→ **SHORT EXERCISE**
Set down each line of the material that follows, exactly, with no pictures.

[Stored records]
#####

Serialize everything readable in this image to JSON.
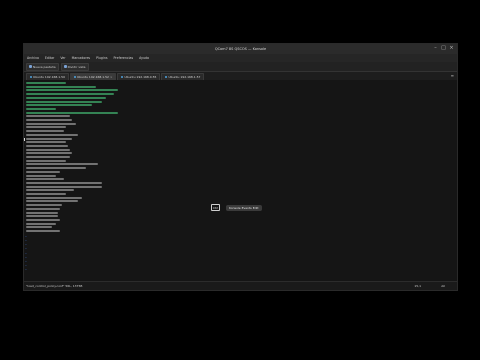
{
  "window": {
    "title": "QCom7 8S QSCOS — Konsole",
    "controls": [
      "–",
      "□",
      "×"
    ]
  },
  "menubar": {
    "items": [
      "Archivo",
      "Editar",
      "Ver",
      "Marcadores",
      "Plugins",
      "Preferencias",
      "Ayuda"
    ]
  },
  "toolbar": {
    "buttons": [
      {
        "label": "Nueva pestaña"
      },
      {
        "label": "Dividir vista"
      }
    ]
  },
  "tabs": [
    {
      "label": "Ubuntu 192.168.1.50",
      "active": false
    },
    {
      "label": "Ubuntu 192.168.1.52",
      "active": true
    },
    {
      "label": "Ubuntu 192.168.0.55",
      "active": false
    },
    {
      "label": "Ubuntu 192.168.1.57",
      "active": false
    }
  ],
  "tab_menu_icon": "hamburger-menu-icon",
  "accent": "#4fa3e0",
  "status": {
    "file_info": "\"load_control_policy.conf\" 56L, 1375B",
    "position": "15,1",
    "percent": "All"
  },
  "popup": {
    "key": "Ctrl",
    "text": "Konsole Events Edit"
  }
}
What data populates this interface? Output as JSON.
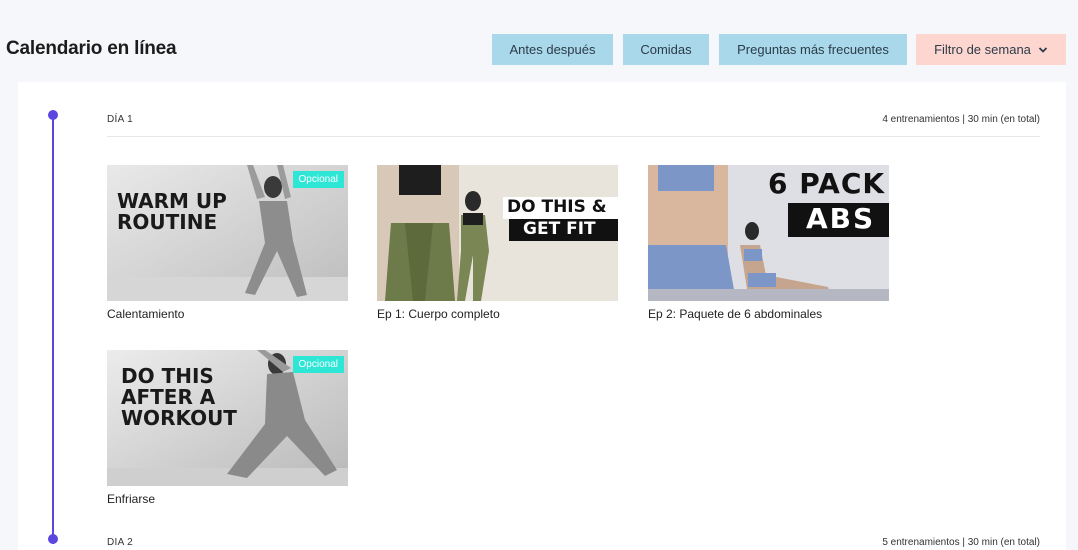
{
  "header": {
    "title": "Calendario en línea",
    "nav": {
      "before_after": "Antes después",
      "meals": "Comidas",
      "faq": "Preguntas más frecuentes",
      "week_filter": "Filtro de semana"
    }
  },
  "colors": {
    "accent": "#5b47e0",
    "nav_blue": "#a8d8ea",
    "nav_pink": "#fdd6d0",
    "badge": "#2ee6d6"
  },
  "days": [
    {
      "label": "DÍA 1",
      "summary": "4 entrenamientos | 30 min (en total)",
      "workouts": [
        {
          "caption": "Calentamiento",
          "badge": "Opcional",
          "thumb_lines": [
            "WARM UP",
            "ROUTINE"
          ]
        },
        {
          "caption": "Ep 1: Cuerpo completo",
          "badge": "",
          "thumb_lines": [
            "DO THIS &",
            "GET FIT"
          ]
        },
        {
          "caption": "Ep 2: Paquete de 6 abdominales",
          "badge": "",
          "thumb_lines": [
            "6 PACK",
            "ABS"
          ]
        },
        {
          "caption": "Enfriarse",
          "badge": "Opcional",
          "thumb_lines": [
            "DO THIS",
            "AFTER A",
            "WORKOUT"
          ]
        }
      ]
    },
    {
      "label": "DIA 2",
      "summary": "5 entrenamientos | 30 min (en total)"
    }
  ]
}
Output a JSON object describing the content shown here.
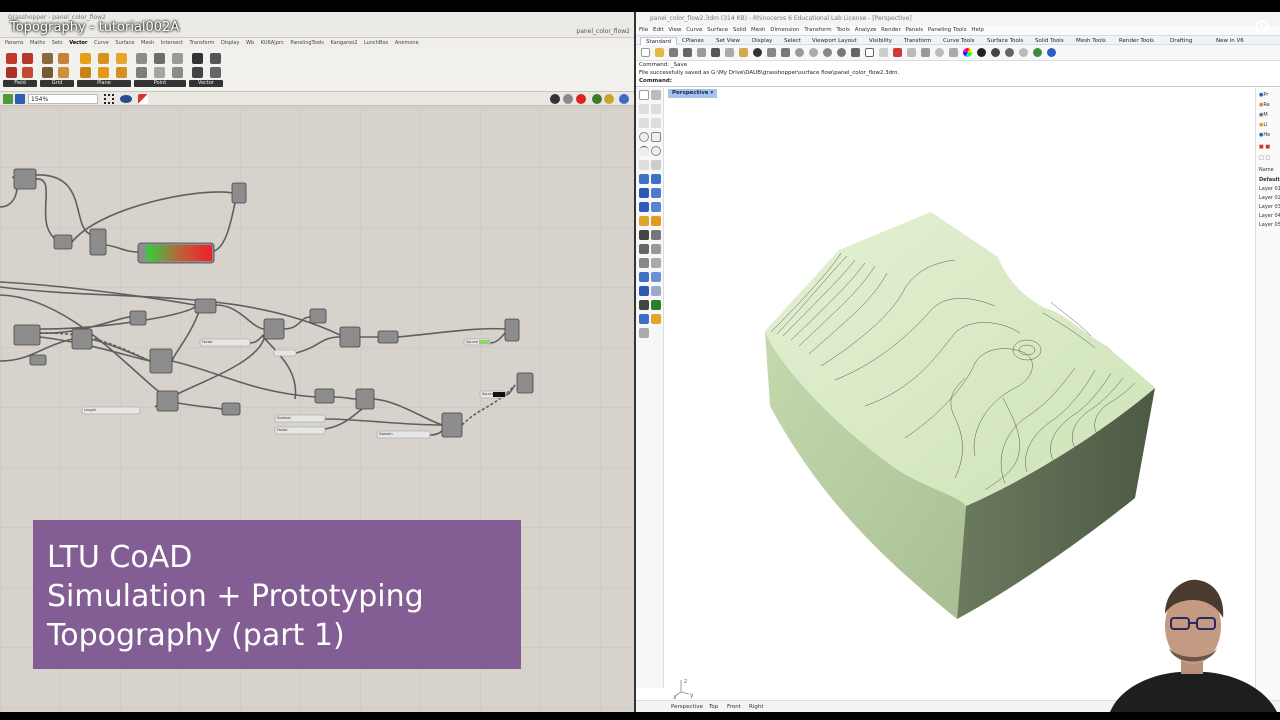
{
  "video": {
    "title": "Topography - tutorial002A"
  },
  "lower_third": {
    "line1": "LTU CoAD",
    "line2": "Simulation + Prototyping",
    "line3": "Topography (part 1)"
  },
  "grasshopper": {
    "window_title": "Grasshopper - panel_color_flow2",
    "document_name": "panel_color_flow2",
    "menu": [
      "Params",
      "Maths",
      "Sets",
      "Vector",
      "Curve",
      "Surface",
      "Mesh",
      "Intersect",
      "Transform",
      "Display",
      "Wb",
      "KUKA|prc",
      "PanelingTools",
      "Kangaroo2",
      "LunchBox",
      "Anemone"
    ],
    "ribbon_groups": [
      "Field",
      "Grid",
      "Plane",
      "Point",
      "Vector"
    ],
    "zoom": "154%",
    "nodes": {
      "slider1": "Length",
      "slider2": "Factor",
      "panel1": "Source",
      "panel2": "Source",
      "slider3": "Number",
      "slider4": "Factor",
      "slider5": "Domain"
    }
  },
  "rhino": {
    "window_title": "panel_color_flow2.3dm (314 KB) - Rhinoceros 6 Educational Lab License - [Perspective]",
    "menu": [
      "File",
      "Edit",
      "View",
      "Curve",
      "Surface",
      "Solid",
      "Mesh",
      "Dimension",
      "Transform",
      "Tools",
      "Analyze",
      "Render",
      "Panels",
      "Paneling Tools",
      "Help"
    ],
    "tabs": [
      "Standard",
      "CPlanes",
      "Set View",
      "Display",
      "Select",
      "Viewport Layout",
      "Visibility",
      "Transform",
      "Curve Tools",
      "Surface Tools",
      "Solid Tools",
      "Mesh Tools",
      "Render Tools",
      "Drafting",
      "New in V6"
    ],
    "command_history": [
      "Command: _Save",
      "File successfully saved as G:\\My Drive\\DAUB\\grasshopper\\surface flow\\panel_color_flow2.3dm."
    ],
    "command_prompt": "Command:",
    "viewport_label": "Perspective",
    "viewport_tabs": [
      "Perspective",
      "Top",
      "Front",
      "Right"
    ],
    "axis_labels": {
      "z": "z",
      "x": "x",
      "y": "y"
    },
    "panel": {
      "tabs": [
        "Pr",
        "Re",
        "M",
        "Li",
        "He"
      ],
      "header": "Name",
      "layers": [
        "Default",
        "Layer 01",
        "Layer 02",
        "Layer 03",
        "Layer 04",
        "Layer 05"
      ]
    },
    "colors": {
      "terrain_top": "#dcebc9",
      "terrain_side_left": "#b9cfa4",
      "terrain_side_right": "#5d6b52",
      "viewport_tab_bg": "#a7c3ea"
    }
  },
  "colors": {
    "lower_third_bg": "#835e95",
    "grasshopper_canvas": "#d7d3cc"
  }
}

#####

→ **THE ANSWER**
Serialize everything readable in this image to JSON.
{
  "window": {
    "title": "QCom7 8S QSCOS — Konsole",
    "controls": [
      "–",
      "□",
      "×"
    ]
  },
  "menubar": {
    "items": [
      "Archivo",
      "Editar",
      "Ver",
      "Marcadores",
      "Plugins",
      "Preferencias",
      "Ayuda"
    ]
  },
  "toolbar": {
    "buttons": [
      {
        "label": "Nueva pestaña"
      },
      {
        "label": "Dividir vista"
      }
    ]
  },
  "tabs": [
    {
      "label": "Ubuntu 192.168.1.50",
      "active": false
    },
    {
      "label": "Ubuntu 192.168.1.52",
      "active": true
    },
    {
      "label": "Ubuntu 192.168.0.55",
      "active": false
    },
    {
      "label": "Ubuntu 192.168.1.57",
      "active": false
    }
  ],
  "tab_menu_icon": "hamburger-menu-icon",
  "accent": "#4fa3e0",
  "status": {
    "file_info": "\"load_control_policy.conf\" 56L, 1375B",
    "position": "15,1",
    "percent": "All"
  },
  "popup": {
    "key": "Ctrl",
    "text": "Konsole Events Edit"
  }
}
What data populates this interface? Output as JSON.
{
  "header": {
    "title": "Calendario en línea",
    "nav": {
      "before_after": "Antes después",
      "meals": "Comidas",
      "faq": "Preguntas más frecuentes",
      "week_filter": "Filtro de semana"
    }
  },
  "colors": {
    "accent": "#5b47e0",
    "nav_blue": "#a8d8ea",
    "nav_pink": "#fdd6d0",
    "badge": "#2ee6d6"
  },
  "days": [
    {
      "label": "DÍA 1",
      "summary": "4 entrenamientos | 30 min (en total)",
      "workouts": [
        {
          "caption": "Calentamiento",
          "badge": "Opcional",
          "thumb_lines": [
            "WARM UP",
            "ROUTINE"
          ]
        },
        {
          "caption": "Ep 1: Cuerpo completo",
          "badge": "",
          "thumb_lines": [
            "DO THIS &",
            "GET FIT"
          ]
        },
        {
          "caption": "Ep 2: Paquete de 6 abdominales",
          "badge": "",
          "thumb_lines": [
            "6 PACK",
            "ABS"
          ]
        },
        {
          "caption": "Enfriarse",
          "badge": "Opcional",
          "thumb_lines": [
            "DO THIS",
            "AFTER A",
            "WORKOUT"
          ]
        }
      ]
    },
    {
      "label": "DIA 2",
      "summary": "5 entrenamientos | 30 min (en total)"
    }
  ]
}
Output a JSON object describing the content shown here.
{
  "video": {
    "title": "Topography - tutorial002A"
  },
  "lower_third": {
    "line1": "LTU CoAD",
    "line2": "Simulation + Prototyping",
    "line3": "Topography (part 1)"
  },
  "grasshopper": {
    "window_title": "Grasshopper - panel_color_flow2",
    "document_name": "panel_color_flow2",
    "menu": [
      "Params",
      "Maths",
      "Sets",
      "Vector",
      "Curve",
      "Surface",
      "Mesh",
      "Intersect",
      "Transform",
      "Display",
      "Wb",
      "KUKA|prc",
      "PanelingTools",
      "Kangaroo2",
      "LunchBox",
      "Anemone"
    ],
    "ribbon_groups": [
      "Field",
      "Grid",
      "Plane",
      "Point",
      "Vector"
    ],
    "zoom": "154%",
    "nodes": {
      "slider1": "Length",
      "slider2": "Factor",
      "panel1": "Source",
      "panel2": "Source",
      "slider3": "Number",
      "slider4": "Factor",
      "slider5": "Domain"
    }
  },
  "rhino": {
    "window_title": "panel_color_flow2.3dm (314 KB) - Rhinoceros 6 Educational Lab License - [Perspective]",
    "menu": [
      "File",
      "Edit",
      "View",
      "Curve",
      "Surface",
      "Solid",
      "Mesh",
      "Dimension",
      "Transform",
      "Tools",
      "Analyze",
      "Render",
      "Panels",
      "Paneling Tools",
      "Help"
    ],
    "tabs": [
      "Standard",
      "CPlanes",
      "Set View",
      "Display",
      "Select",
      "Viewport Layout",
      "Visibility",
      "Transform",
      "Curve Tools",
      "Surface Tools",
      "Solid Tools",
      "Mesh Tools",
      "Render Tools",
      "Drafting",
      "New in V6"
    ],
    "command_history": [
      "Command: _Save",
      "File successfully saved as G:\\My Drive\\DAUB\\grasshopper\\surface flow\\panel_color_flow2.3dm."
    ],
    "command_prompt": "Command:",
    "viewport_label": "Perspective",
    "viewport_tabs": [
      "Perspective",
      "Top",
      "Front",
      "Right"
    ],
    "axis_labels": {
      "z": "z",
      "x": "x",
      "y": "y"
    },
    "panel": {
      "tabs": [
        "Pr",
        "Re",
        "M",
        "Li",
        "He"
      ],
      "header": "Name",
      "layers": [
        "Default",
        "Layer 01",
        "Layer 02",
        "Layer 03",
        "Layer 04",
        "Layer 05"
      ]
    },
    "colors": {
      "terrain_top": "#dcebc9",
      "terrain_side_left": "#b9cfa4",
      "terrain_side_right": "#5d6b52",
      "viewport_tab_bg": "#a7c3ea"
    }
  },
  "colors": {
    "lower_third_bg": "#835e95",
    "grasshopper_canvas": "#d7d3cc"
  }
}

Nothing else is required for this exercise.